Data records
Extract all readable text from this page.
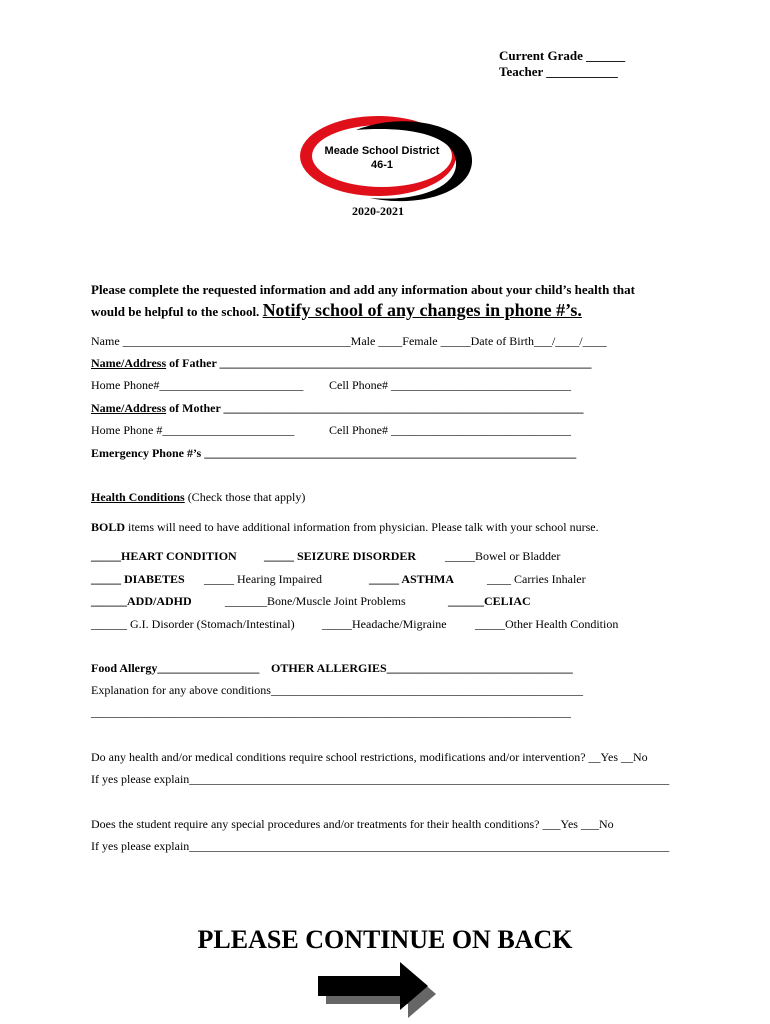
Current Grade ______
Teacher ___________
Meade School District
46-1
2020-2021
Please complete the requested information and add any information about your child’s health that
would be helpful to the school. Notify school of any changes in phone #’s.
Name ______________________________________Male ____Female _____Date of Birth___/____/____
Name/Address of Father ______________________________________________________________
Home Phone#________________________ Cell Phone# ______________________________
Name/Address of Mother ____________________________________________________________
Home Phone #______________________	Cell Phone# ______________________________
Emergency Phone #’s ______________________________________________________________
Health Conditions (Check those that apply)
BOLD items will need to have additional information from physician. Please talk with your school nurse.
_____HEART CONDITION _____ SEIZURE DISORDER _____Bowel or Bladder
_____ DIABETES _____ Hearing Impaired	_____ ASTHMA	____ Carries Inhaler
______ADD/ADHD	_______Bone/Muscle Joint Problems	______CELIAC
______ G.I. Disorder (Stomach/Intestinal) _____Headache/Migraine _____Other Health Condition
Food Allergy_________________ OTHER ALLERGIES_______________________________
Explanation for any above conditions____________________________________________________
________________________________________________________________________________
Do any health and/or medical conditions require school restrictions, modifications and/or intervention? __Yes __No
If yes please explain________________________________________________________________________________
Does the student require any special procedures and/or treatments for their health conditions? ___Yes ___No
If yes please explain________________________________________________________________________________
PLEASE CONTINUE ON BACK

[The request]:
Go through the records. Copy each line where "Address" appears.

[Result]:
Name/Address of Father ______________________________________________________________
Name/Address of Mother ____________________________________________________________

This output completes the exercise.